(PROVIDED RECORDS)
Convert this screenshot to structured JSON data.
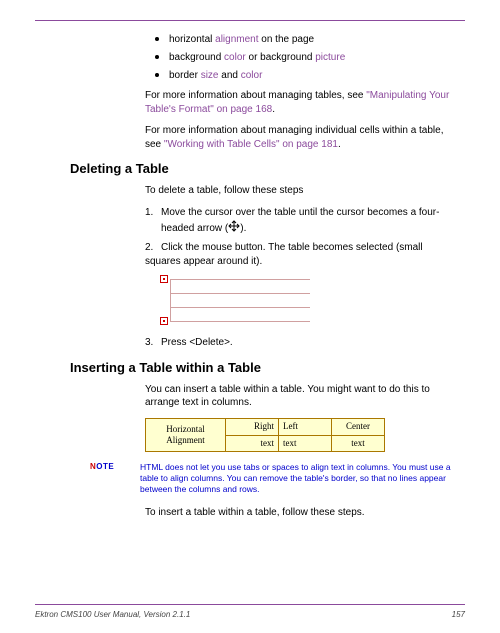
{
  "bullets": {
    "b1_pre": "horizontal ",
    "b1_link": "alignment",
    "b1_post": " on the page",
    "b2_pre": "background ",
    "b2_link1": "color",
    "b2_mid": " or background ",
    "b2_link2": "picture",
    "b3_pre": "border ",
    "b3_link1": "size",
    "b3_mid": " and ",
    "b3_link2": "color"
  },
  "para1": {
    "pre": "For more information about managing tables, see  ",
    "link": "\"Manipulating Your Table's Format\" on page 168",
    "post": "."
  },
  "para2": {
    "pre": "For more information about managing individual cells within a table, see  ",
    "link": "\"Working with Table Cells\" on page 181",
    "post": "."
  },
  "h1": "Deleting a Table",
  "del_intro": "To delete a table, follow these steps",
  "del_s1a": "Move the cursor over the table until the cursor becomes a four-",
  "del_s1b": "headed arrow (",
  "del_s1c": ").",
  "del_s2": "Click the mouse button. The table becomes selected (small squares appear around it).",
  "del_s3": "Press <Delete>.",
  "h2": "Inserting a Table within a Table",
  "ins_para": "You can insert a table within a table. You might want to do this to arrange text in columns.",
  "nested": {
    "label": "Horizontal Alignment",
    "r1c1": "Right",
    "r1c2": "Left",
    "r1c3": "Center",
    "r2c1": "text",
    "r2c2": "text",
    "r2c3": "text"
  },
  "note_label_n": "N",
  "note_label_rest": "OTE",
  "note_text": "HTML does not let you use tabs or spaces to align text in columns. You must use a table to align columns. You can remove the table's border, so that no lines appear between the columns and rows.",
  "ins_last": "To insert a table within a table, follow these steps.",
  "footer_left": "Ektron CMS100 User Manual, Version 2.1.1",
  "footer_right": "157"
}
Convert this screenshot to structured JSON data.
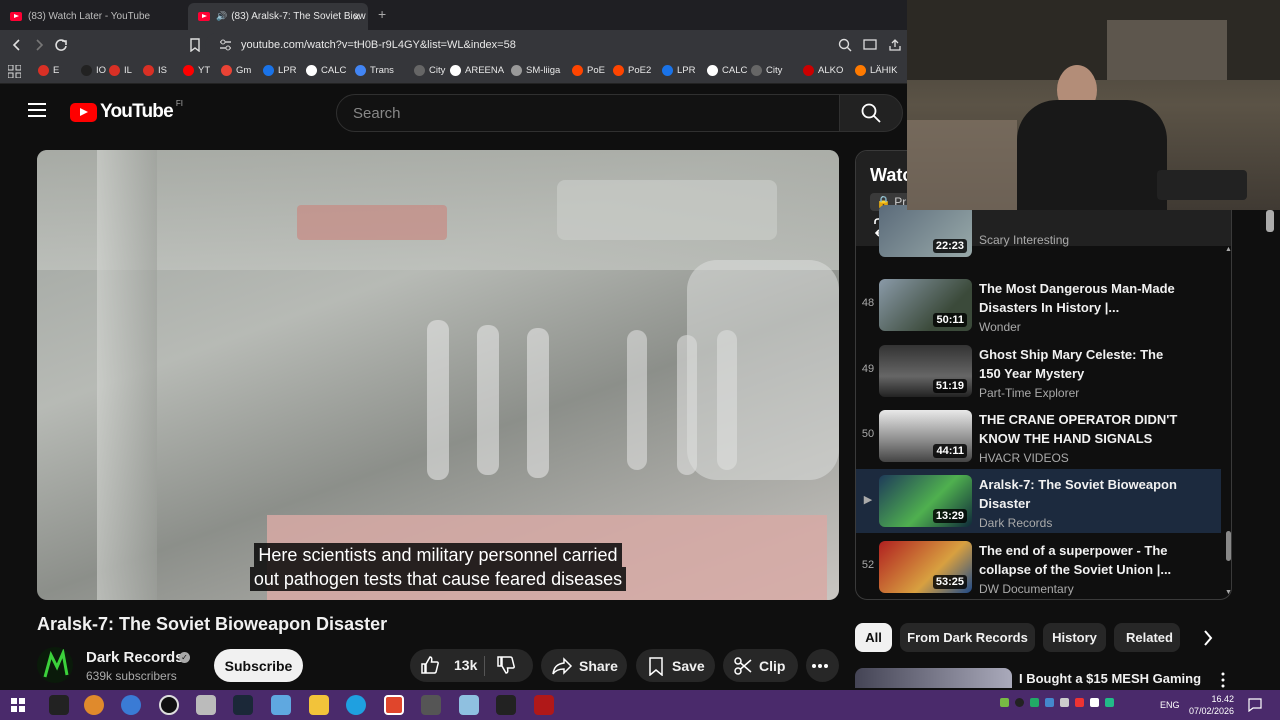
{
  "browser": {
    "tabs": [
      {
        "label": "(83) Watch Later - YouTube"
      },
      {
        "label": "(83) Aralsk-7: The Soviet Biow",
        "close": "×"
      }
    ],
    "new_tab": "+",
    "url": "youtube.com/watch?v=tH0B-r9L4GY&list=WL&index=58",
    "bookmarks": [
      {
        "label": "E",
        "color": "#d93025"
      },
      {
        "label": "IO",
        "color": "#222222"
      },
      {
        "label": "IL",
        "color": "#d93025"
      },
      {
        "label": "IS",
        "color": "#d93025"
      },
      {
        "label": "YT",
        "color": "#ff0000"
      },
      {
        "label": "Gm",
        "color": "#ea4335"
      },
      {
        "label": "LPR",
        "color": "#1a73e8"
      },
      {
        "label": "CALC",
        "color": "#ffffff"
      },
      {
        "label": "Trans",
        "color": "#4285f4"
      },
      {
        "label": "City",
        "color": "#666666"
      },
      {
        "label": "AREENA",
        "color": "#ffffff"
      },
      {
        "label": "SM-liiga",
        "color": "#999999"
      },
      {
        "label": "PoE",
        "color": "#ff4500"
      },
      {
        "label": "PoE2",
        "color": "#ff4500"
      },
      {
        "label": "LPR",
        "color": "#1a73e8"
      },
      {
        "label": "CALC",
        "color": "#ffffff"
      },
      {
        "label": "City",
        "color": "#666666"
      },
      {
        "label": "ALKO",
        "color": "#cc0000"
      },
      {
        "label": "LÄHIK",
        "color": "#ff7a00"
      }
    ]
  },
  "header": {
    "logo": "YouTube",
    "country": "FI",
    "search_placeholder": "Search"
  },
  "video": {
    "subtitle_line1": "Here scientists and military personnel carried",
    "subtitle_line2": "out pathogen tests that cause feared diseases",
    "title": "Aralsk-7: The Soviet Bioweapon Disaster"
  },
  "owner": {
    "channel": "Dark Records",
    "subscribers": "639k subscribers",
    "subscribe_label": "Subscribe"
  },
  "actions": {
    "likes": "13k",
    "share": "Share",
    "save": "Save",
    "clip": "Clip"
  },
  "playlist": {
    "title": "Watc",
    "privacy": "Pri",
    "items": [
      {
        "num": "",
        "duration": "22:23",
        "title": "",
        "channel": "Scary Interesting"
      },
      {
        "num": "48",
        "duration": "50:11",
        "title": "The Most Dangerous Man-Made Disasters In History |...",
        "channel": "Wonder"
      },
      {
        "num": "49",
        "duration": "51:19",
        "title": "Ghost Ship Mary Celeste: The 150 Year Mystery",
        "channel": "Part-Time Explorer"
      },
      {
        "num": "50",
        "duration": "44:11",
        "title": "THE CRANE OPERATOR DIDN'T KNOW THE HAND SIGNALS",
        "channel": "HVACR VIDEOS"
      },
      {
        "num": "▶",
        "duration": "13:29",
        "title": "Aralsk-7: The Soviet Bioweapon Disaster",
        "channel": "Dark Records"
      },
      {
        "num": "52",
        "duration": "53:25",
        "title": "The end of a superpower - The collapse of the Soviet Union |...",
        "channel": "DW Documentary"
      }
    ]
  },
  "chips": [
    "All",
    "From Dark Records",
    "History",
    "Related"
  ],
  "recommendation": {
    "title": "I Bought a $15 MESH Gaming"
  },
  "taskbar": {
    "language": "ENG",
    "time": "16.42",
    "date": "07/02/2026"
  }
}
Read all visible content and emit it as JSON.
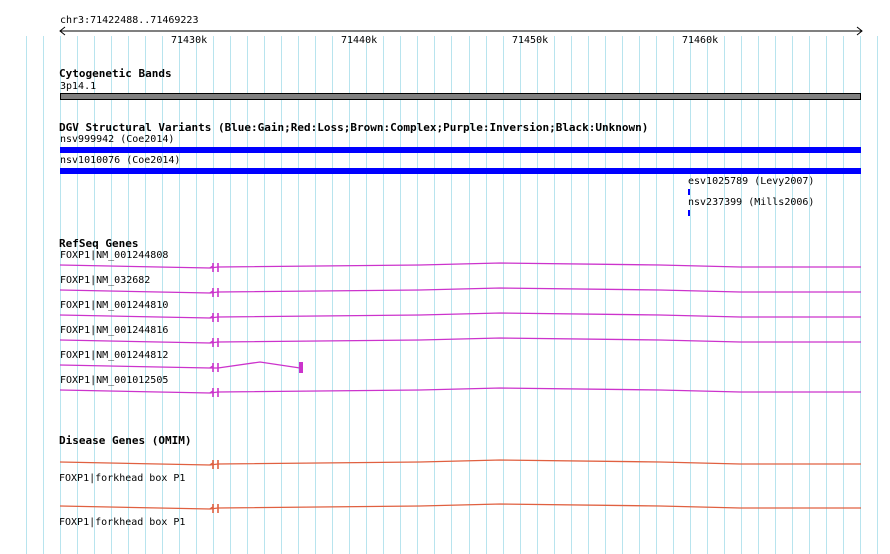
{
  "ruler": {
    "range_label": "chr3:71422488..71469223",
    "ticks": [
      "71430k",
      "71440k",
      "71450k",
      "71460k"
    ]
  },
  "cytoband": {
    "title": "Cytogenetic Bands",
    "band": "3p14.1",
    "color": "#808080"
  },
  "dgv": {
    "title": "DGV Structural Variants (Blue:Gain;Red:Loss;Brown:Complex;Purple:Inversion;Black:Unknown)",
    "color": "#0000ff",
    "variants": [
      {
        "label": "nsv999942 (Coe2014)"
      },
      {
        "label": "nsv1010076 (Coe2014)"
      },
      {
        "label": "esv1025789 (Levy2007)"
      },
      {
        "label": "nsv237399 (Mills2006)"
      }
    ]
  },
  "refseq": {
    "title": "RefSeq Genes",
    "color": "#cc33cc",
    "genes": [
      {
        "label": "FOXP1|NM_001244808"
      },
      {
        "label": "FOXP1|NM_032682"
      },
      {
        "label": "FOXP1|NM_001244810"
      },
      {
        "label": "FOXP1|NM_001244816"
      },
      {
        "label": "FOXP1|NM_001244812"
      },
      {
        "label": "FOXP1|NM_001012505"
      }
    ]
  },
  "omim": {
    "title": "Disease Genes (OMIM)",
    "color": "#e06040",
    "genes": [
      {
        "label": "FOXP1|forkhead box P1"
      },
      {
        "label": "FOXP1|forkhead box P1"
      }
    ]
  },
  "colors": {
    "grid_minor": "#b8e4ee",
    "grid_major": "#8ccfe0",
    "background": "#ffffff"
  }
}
(End PROVIDED RECORDS)
Restate the records above in full and word for word, but do not carry over any pictures.

Convert this screenshot to structured JSON data.
{
  "bullets": {
    "b1_pre": "horizontal ",
    "b1_link": "alignment",
    "b1_post": " on the page",
    "b2_pre": "background ",
    "b2_link1": "color",
    "b2_mid": " or background ",
    "b2_link2": "picture",
    "b3_pre": "border ",
    "b3_link1": "size",
    "b3_mid": " and ",
    "b3_link2": "color"
  },
  "para1": {
    "pre": "For more information about managing tables, see  ",
    "link": "\"Manipulating Your Table's Format\" on page 168",
    "post": "."
  },
  "para2": {
    "pre": "For more information about managing individual cells within a table, see  ",
    "link": "\"Working with Table Cells\" on page 181",
    "post": "."
  },
  "h1": "Deleting a Table",
  "del_intro": "To delete a table, follow these steps",
  "del_s1a": "Move the cursor over the table until the cursor becomes a four-",
  "del_s1b": "headed arrow (",
  "del_s1c": ").",
  "del_s2": "Click the mouse button. The table becomes selected (small squares appear around it).",
  "del_s3": "Press <Delete>.",
  "h2": "Inserting a Table within a Table",
  "ins_para": "You can insert a table within a table. You might want to do this to arrange text in columns.",
  "nested": {
    "label": "Horizontal Alignment",
    "r1c1": "Right",
    "r1c2": "Left",
    "r1c3": "Center",
    "r2c1": "text",
    "r2c2": "text",
    "r2c3": "text"
  },
  "note_label_n": "N",
  "note_label_rest": "OTE",
  "note_text": "HTML does not let you use tabs or spaces to align text in columns. You must use a table to align columns. You can remove the table's border, so that no lines appear between the columns and rows.",
  "ins_last": "To insert a table within a table, follow these steps.",
  "footer_left": "Ektron CMS100 User Manual, Version 2.1.1",
  "footer_right": "157"
}
Convert this screenshot to structured JSON data.
{
  "browser": {
    "tabs": [
      {
        "label": "(83) Watch Later - YouTube"
      },
      {
        "label": "(83) Aralsk-7: The Soviet Biow",
        "close": "×"
      }
    ],
    "new_tab": "+",
    "url": "youtube.com/watch?v=tH0B-r9L4GY&list=WL&index=58",
    "bookmarks": [
      {
        "label": "E",
        "color": "#d93025"
      },
      {
        "label": "IO",
        "color": "#222222"
      },
      {
        "label": "IL",
        "color": "#d93025"
      },
      {
        "label": "IS",
        "color": "#d93025"
      },
      {
        "label": "YT",
        "color": "#ff0000"
      },
      {
        "label": "Gm",
        "color": "#ea4335"
      },
      {
        "label": "LPR",
        "color": "#1a73e8"
      },
      {
        "label": "CALC",
        "color": "#ffffff"
      },
      {
        "label": "Trans",
        "color": "#4285f4"
      },
      {
        "label": "City",
        "color": "#666666"
      },
      {
        "label": "AREENA",
        "color": "#ffffff"
      },
      {
        "label": "SM-liiga",
        "color": "#999999"
      },
      {
        "label": "PoE",
        "color": "#ff4500"
      },
      {
        "label": "PoE2",
        "color": "#ff4500"
      },
      {
        "label": "LPR",
        "color": "#1a73e8"
      },
      {
        "label": "CALC",
        "color": "#ffffff"
      },
      {
        "label": "City",
        "color": "#666666"
      },
      {
        "label": "ALKO",
        "color": "#cc0000"
      },
      {
        "label": "LÄHIK",
        "color": "#ff7a00"
      }
    ]
  },
  "header": {
    "logo": "YouTube",
    "country": "FI",
    "search_placeholder": "Search"
  },
  "video": {
    "subtitle_line1": "Here scientists and military personnel carried",
    "subtitle_line2": "out pathogen tests that cause feared diseases",
    "title": "Aralsk-7: The Soviet Bioweapon Disaster"
  },
  "owner": {
    "channel": "Dark Records",
    "subscribers": "639k subscribers",
    "subscribe_label": "Subscribe"
  },
  "actions": {
    "likes": "13k",
    "share": "Share",
    "save": "Save",
    "clip": "Clip"
  },
  "playlist": {
    "title": "Watc",
    "privacy": "Pri",
    "items": [
      {
        "num": "",
        "duration": "22:23",
        "title": "",
        "channel": "Scary Interesting"
      },
      {
        "num": "48",
        "duration": "50:11",
        "title": "The Most Dangerous Man-Made Disasters In History |...",
        "channel": "Wonder"
      },
      {
        "num": "49",
        "duration": "51:19",
        "title": "Ghost Ship Mary Celeste: The 150 Year Mystery",
        "channel": "Part-Time Explorer"
      },
      {
        "num": "50",
        "duration": "44:11",
        "title": "THE CRANE OPERATOR DIDN'T KNOW THE HAND SIGNALS",
        "channel": "HVACR VIDEOS"
      },
      {
        "num": "▶",
        "duration": "13:29",
        "title": "Aralsk-7: The Soviet Bioweapon Disaster",
        "channel": "Dark Records"
      },
      {
        "num": "52",
        "duration": "53:25",
        "title": "The end of a superpower - The collapse of the Soviet Union |...",
        "channel": "DW Documentary"
      }
    ]
  },
  "chips": [
    "All",
    "From Dark Records",
    "History",
    "Related"
  ],
  "recommendation": {
    "title": "I Bought a $15 MESH Gaming"
  },
  "taskbar": {
    "language": "ENG",
    "time": "16.42",
    "date": "07/02/2026"
  }
}
Read all visible content and emit it as JSON.
{
  "ruler": {
    "range_label": "chr3:71422488..71469223",
    "ticks": [
      "71430k",
      "71440k",
      "71450k",
      "71460k"
    ]
  },
  "cytoband": {
    "title": "Cytogenetic Bands",
    "band": "3p14.1",
    "color": "#808080"
  },
  "dgv": {
    "title": "DGV Structural Variants (Blue:Gain;Red:Loss;Brown:Complex;Purple:Inversion;Black:Unknown)",
    "color": "#0000ff",
    "variants": [
      {
        "label": "nsv999942 (Coe2014)"
      },
      {
        "label": "nsv1010076 (Coe2014)"
      },
      {
        "label": "esv1025789 (Levy2007)"
      },
      {
        "label": "nsv237399 (Mills2006)"
      }
    ]
  },
  "refseq": {
    "title": "RefSeq Genes",
    "color": "#cc33cc",
    "genes": [
      {
        "label": "FOXP1|NM_001244808"
      },
      {
        "label": "FOXP1|NM_032682"
      },
      {
        "label": "FOXP1|NM_001244810"
      },
      {
        "label": "FOXP1|NM_001244816"
      },
      {
        "label": "FOXP1|NM_001244812"
      },
      {
        "label": "FOXP1|NM_001012505"
      }
    ]
  },
  "omim": {
    "title": "Disease Genes (OMIM)",
    "color": "#e06040",
    "genes": [
      {
        "label": "FOXP1|forkhead box P1"
      },
      {
        "label": "FOXP1|forkhead box P1"
      }
    ]
  },
  "colors": {
    "grid_minor": "#b8e4ee",
    "grid_major": "#8ccfe0",
    "background": "#ffffff"
  }
}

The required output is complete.